Brief ▸
Copy each line that contains the word "maatwerk".

Collected data ▸
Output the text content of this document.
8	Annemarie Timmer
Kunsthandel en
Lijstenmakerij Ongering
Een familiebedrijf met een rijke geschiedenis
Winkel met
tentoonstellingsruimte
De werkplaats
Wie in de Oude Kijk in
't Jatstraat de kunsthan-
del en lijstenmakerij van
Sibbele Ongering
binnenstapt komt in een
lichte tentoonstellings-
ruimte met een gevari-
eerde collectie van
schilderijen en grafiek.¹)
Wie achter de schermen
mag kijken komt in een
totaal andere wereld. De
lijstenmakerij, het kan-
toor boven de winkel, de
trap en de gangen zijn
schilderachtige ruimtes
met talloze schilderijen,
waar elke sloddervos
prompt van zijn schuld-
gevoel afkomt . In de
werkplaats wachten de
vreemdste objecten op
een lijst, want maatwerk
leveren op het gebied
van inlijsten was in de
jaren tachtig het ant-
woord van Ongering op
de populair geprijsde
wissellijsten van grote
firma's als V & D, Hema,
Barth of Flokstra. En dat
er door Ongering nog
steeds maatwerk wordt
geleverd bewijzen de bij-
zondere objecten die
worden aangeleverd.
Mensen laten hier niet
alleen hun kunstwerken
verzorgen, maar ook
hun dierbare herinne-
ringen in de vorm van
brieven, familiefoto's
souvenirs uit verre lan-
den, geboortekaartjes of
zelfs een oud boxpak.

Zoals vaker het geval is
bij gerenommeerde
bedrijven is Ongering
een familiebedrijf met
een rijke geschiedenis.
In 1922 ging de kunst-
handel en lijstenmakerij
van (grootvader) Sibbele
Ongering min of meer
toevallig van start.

Task answer ▸
een lijst, want maatwerk
steeds maatwerk wordt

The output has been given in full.